-- START OF The records --
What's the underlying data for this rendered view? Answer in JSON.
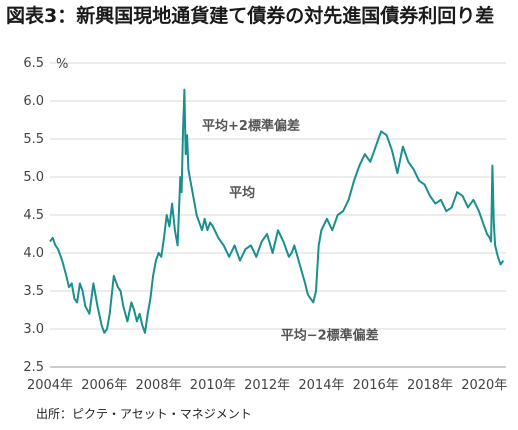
{
  "title": "図表3：新興国現地通貨建て債券の対先進国債券利回り差",
  "source": "出所：ピクテ・アセット・マネジメント",
  "chart_data": {
    "type": "line",
    "ylabel": "%",
    "ylim": [
      2.5,
      6.5
    ],
    "yticks": [
      "2.5",
      "3.0",
      "3.5",
      "4.0",
      "4.5",
      "5.0",
      "5.5",
      "6.0",
      "6.5"
    ],
    "xlim": [
      2004,
      2020.8
    ],
    "xticks": [
      "2004年",
      "2006年",
      "2008年",
      "2010年",
      "2012年",
      "2014年",
      "2016年",
      "2018年",
      "2020年"
    ],
    "line_color": "#1a8f8c",
    "grid": true,
    "annotations": [
      {
        "text": "平均+2標準偏差",
        "x": 2009.6,
        "y": 5.62
      },
      {
        "text": "平均",
        "x": 2010.6,
        "y": 4.74
      },
      {
        "text": "平均−2標準偏差",
        "x": 2012.5,
        "y": 2.86
      }
    ],
    "series": [
      {
        "x": [
          2004.0,
          2004.1,
          2004.2,
          2004.3,
          2004.45,
          2004.6,
          2004.7,
          2004.8,
          2004.9,
          2005.0,
          2005.1,
          2005.2,
          2005.3,
          2005.45,
          2005.6,
          2005.75,
          2005.9,
          2006.0,
          2006.1,
          2006.2,
          2006.35,
          2006.5,
          2006.6,
          2006.7,
          2006.85,
          2007.0,
          2007.1,
          2007.2,
          2007.3,
          2007.4,
          2007.5,
          2007.6,
          2007.7,
          2007.8,
          2007.9,
          2008.0,
          2008.1,
          2008.2,
          2008.3,
          2008.4,
          2008.5,
          2008.6,
          2008.7,
          2008.8,
          2008.85,
          2008.9,
          2008.95,
          2009.0,
          2009.05,
          2009.1,
          2009.2,
          2009.3,
          2009.4,
          2009.5,
          2009.6,
          2009.7,
          2009.8,
          2009.9,
          2010.0,
          2010.2,
          2010.4,
          2010.6,
          2010.8,
          2011.0,
          2011.2,
          2011.4,
          2011.6,
          2011.8,
          2012.0,
          2012.2,
          2012.4,
          2012.6,
          2012.8,
          2012.9,
          2013.0,
          2013.2,
          2013.4,
          2013.5,
          2013.6,
          2013.7,
          2013.8,
          2013.9,
          2014.0,
          2014.2,
          2014.4,
          2014.6,
          2014.8,
          2015.0,
          2015.2,
          2015.4,
          2015.6,
          2015.8,
          2016.0,
          2016.2,
          2016.4,
          2016.6,
          2016.8,
          2017.0,
          2017.2,
          2017.4,
          2017.6,
          2017.8,
          2018.0,
          2018.2,
          2018.4,
          2018.6,
          2018.8,
          2019.0,
          2019.2,
          2019.4,
          2019.6,
          2019.8,
          2020.0,
          2020.1,
          2020.2,
          2020.25,
          2020.3,
          2020.35,
          2020.4,
          2020.5,
          2020.6,
          2020.7
        ],
        "y": [
          4.15,
          4.2,
          4.1,
          4.05,
          3.9,
          3.7,
          3.55,
          3.6,
          3.4,
          3.35,
          3.6,
          3.5,
          3.3,
          3.2,
          3.6,
          3.3,
          3.05,
          2.95,
          3.0,
          3.2,
          3.7,
          3.55,
          3.5,
          3.3,
          3.1,
          3.35,
          3.25,
          3.1,
          3.2,
          3.05,
          2.95,
          3.2,
          3.4,
          3.7,
          3.9,
          4.0,
          3.95,
          4.2,
          4.5,
          4.35,
          4.65,
          4.3,
          4.1,
          5.0,
          4.8,
          5.6,
          6.15,
          5.3,
          5.55,
          5.1,
          4.9,
          4.7,
          4.5,
          4.4,
          4.3,
          4.45,
          4.3,
          4.4,
          4.35,
          4.2,
          4.1,
          3.95,
          4.1,
          3.9,
          4.05,
          4.1,
          3.95,
          4.15,
          4.25,
          4.0,
          4.3,
          4.15,
          3.95,
          4.0,
          4.1,
          3.85,
          3.6,
          3.45,
          3.4,
          3.35,
          3.5,
          4.1,
          4.3,
          4.45,
          4.3,
          4.5,
          4.55,
          4.7,
          4.95,
          5.15,
          5.3,
          5.2,
          5.4,
          5.6,
          5.55,
          5.35,
          5.05,
          5.4,
          5.2,
          5.1,
          4.95,
          4.9,
          4.75,
          4.65,
          4.7,
          4.55,
          4.6,
          4.8,
          4.75,
          4.6,
          4.7,
          4.55,
          4.35,
          4.25,
          4.2,
          4.15,
          5.15,
          4.4,
          4.1,
          3.95,
          3.85,
          3.9
        ]
      }
    ]
  }
}
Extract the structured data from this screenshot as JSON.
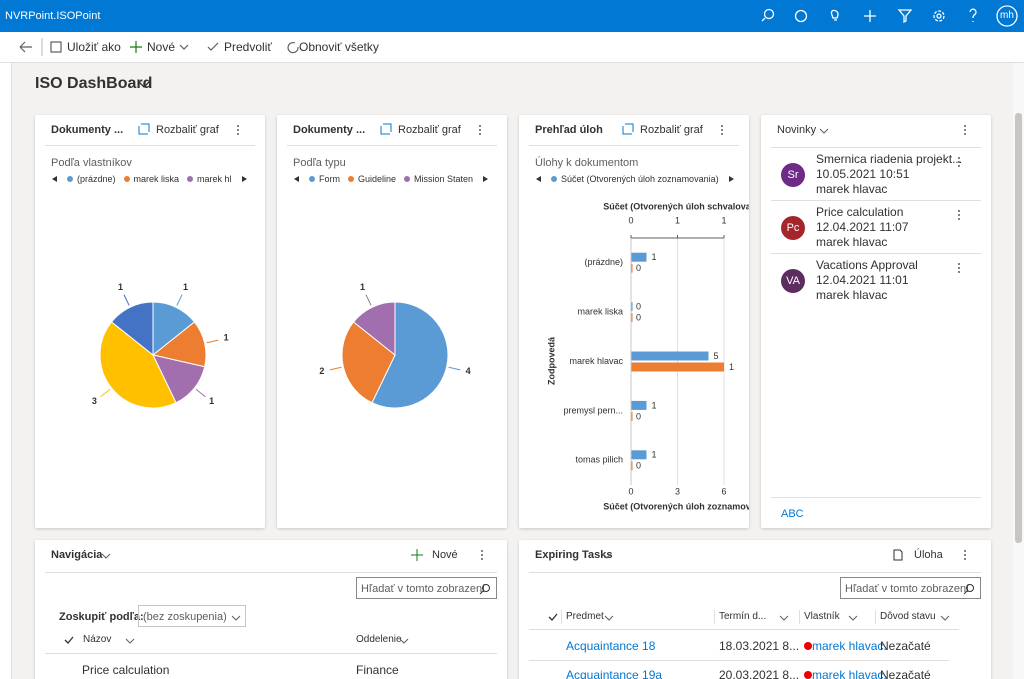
-- END OF The records --
### Your instructions
Omit pictures; set down the rest of the material word for word.

### Answer to this task
What's the underlying data for this rendered view? Answer in JSON.
{
  "title": "図表3：新興国現地通貨建て債券の対先進国債券利回り差",
  "source": "出所：ピクテ・アセット・マネジメント",
  "chart_data": {
    "type": "line",
    "ylabel": "%",
    "ylim": [
      2.5,
      6.5
    ],
    "yticks": [
      "2.5",
      "3.0",
      "3.5",
      "4.0",
      "4.5",
      "5.0",
      "5.5",
      "6.0",
      "6.5"
    ],
    "xlim": [
      2004,
      2020.8
    ],
    "xticks": [
      "2004年",
      "2006年",
      "2008年",
      "2010年",
      "2012年",
      "2014年",
      "2016年",
      "2018年",
      "2020年"
    ],
    "line_color": "#1a8f8c",
    "grid": true,
    "annotations": [
      {
        "text": "平均+2標準偏差",
        "x": 2009.6,
        "y": 5.62
      },
      {
        "text": "平均",
        "x": 2010.6,
        "y": 4.74
      },
      {
        "text": "平均−2標準偏差",
        "x": 2012.5,
        "y": 2.86
      }
    ],
    "series": [
      {
        "x": [
          2004.0,
          2004.1,
          2004.2,
          2004.3,
          2004.45,
          2004.6,
          2004.7,
          2004.8,
          2004.9,
          2005.0,
          2005.1,
          2005.2,
          2005.3,
          2005.45,
          2005.6,
          2005.75,
          2005.9,
          2006.0,
          2006.1,
          2006.2,
          2006.35,
          2006.5,
          2006.6,
          2006.7,
          2006.85,
          2007.0,
          2007.1,
          2007.2,
          2007.3,
          2007.4,
          2007.5,
          2007.6,
          2007.7,
          2007.8,
          2007.9,
          2008.0,
          2008.1,
          2008.2,
          2008.3,
          2008.4,
          2008.5,
          2008.6,
          2008.7,
          2008.8,
          2008.85,
          2008.9,
          2008.95,
          2009.0,
          2009.05,
          2009.1,
          2009.2,
          2009.3,
          2009.4,
          2009.5,
          2009.6,
          2009.7,
          2009.8,
          2009.9,
          2010.0,
          2010.2,
          2010.4,
          2010.6,
          2010.8,
          2011.0,
          2011.2,
          2011.4,
          2011.6,
          2011.8,
          2012.0,
          2012.2,
          2012.4,
          2012.6,
          2012.8,
          2012.9,
          2013.0,
          2013.2,
          2013.4,
          2013.5,
          2013.6,
          2013.7,
          2013.8,
          2013.9,
          2014.0,
          2014.2,
          2014.4,
          2014.6,
          2014.8,
          2015.0,
          2015.2,
          2015.4,
          2015.6,
          2015.8,
          2016.0,
          2016.2,
          2016.4,
          2016.6,
          2016.8,
          2017.0,
          2017.2,
          2017.4,
          2017.6,
          2017.8,
          2018.0,
          2018.2,
          2018.4,
          2018.6,
          2018.8,
          2019.0,
          2019.2,
          2019.4,
          2019.6,
          2019.8,
          2020.0,
          2020.1,
          2020.2,
          2020.25,
          2020.3,
          2020.35,
          2020.4,
          2020.5,
          2020.6,
          2020.7
        ],
        "y": [
          4.15,
          4.2,
          4.1,
          4.05,
          3.9,
          3.7,
          3.55,
          3.6,
          3.4,
          3.35,
          3.6,
          3.5,
          3.3,
          3.2,
          3.6,
          3.3,
          3.05,
          2.95,
          3.0,
          3.2,
          3.7,
          3.55,
          3.5,
          3.3,
          3.1,
          3.35,
          3.25,
          3.1,
          3.2,
          3.05,
          2.95,
          3.2,
          3.4,
          3.7,
          3.9,
          4.0,
          3.95,
          4.2,
          4.5,
          4.35,
          4.65,
          4.3,
          4.1,
          5.0,
          4.8,
          5.6,
          6.15,
          5.3,
          5.55,
          5.1,
          4.9,
          4.7,
          4.5,
          4.4,
          4.3,
          4.45,
          4.3,
          4.4,
          4.35,
          4.2,
          4.1,
          3.95,
          4.1,
          3.9,
          4.05,
          4.1,
          3.95,
          4.15,
          4.25,
          4.0,
          4.3,
          4.15,
          3.95,
          4.0,
          4.1,
          3.85,
          3.6,
          3.45,
          3.4,
          3.35,
          3.5,
          4.1,
          4.3,
          4.45,
          4.3,
          4.5,
          4.55,
          4.7,
          4.95,
          5.15,
          5.3,
          5.2,
          5.4,
          5.6,
          5.55,
          5.35,
          5.05,
          5.4,
          5.2,
          5.1,
          4.95,
          4.9,
          4.75,
          4.65,
          4.7,
          4.55,
          4.6,
          4.8,
          4.75,
          4.6,
          4.7,
          4.55,
          4.35,
          4.25,
          4.2,
          4.15,
          5.15,
          4.4,
          4.1,
          3.95,
          3.85,
          3.9
        ]
      }
    ]
  }
}
Extract the structured data from this screenshot as JSON.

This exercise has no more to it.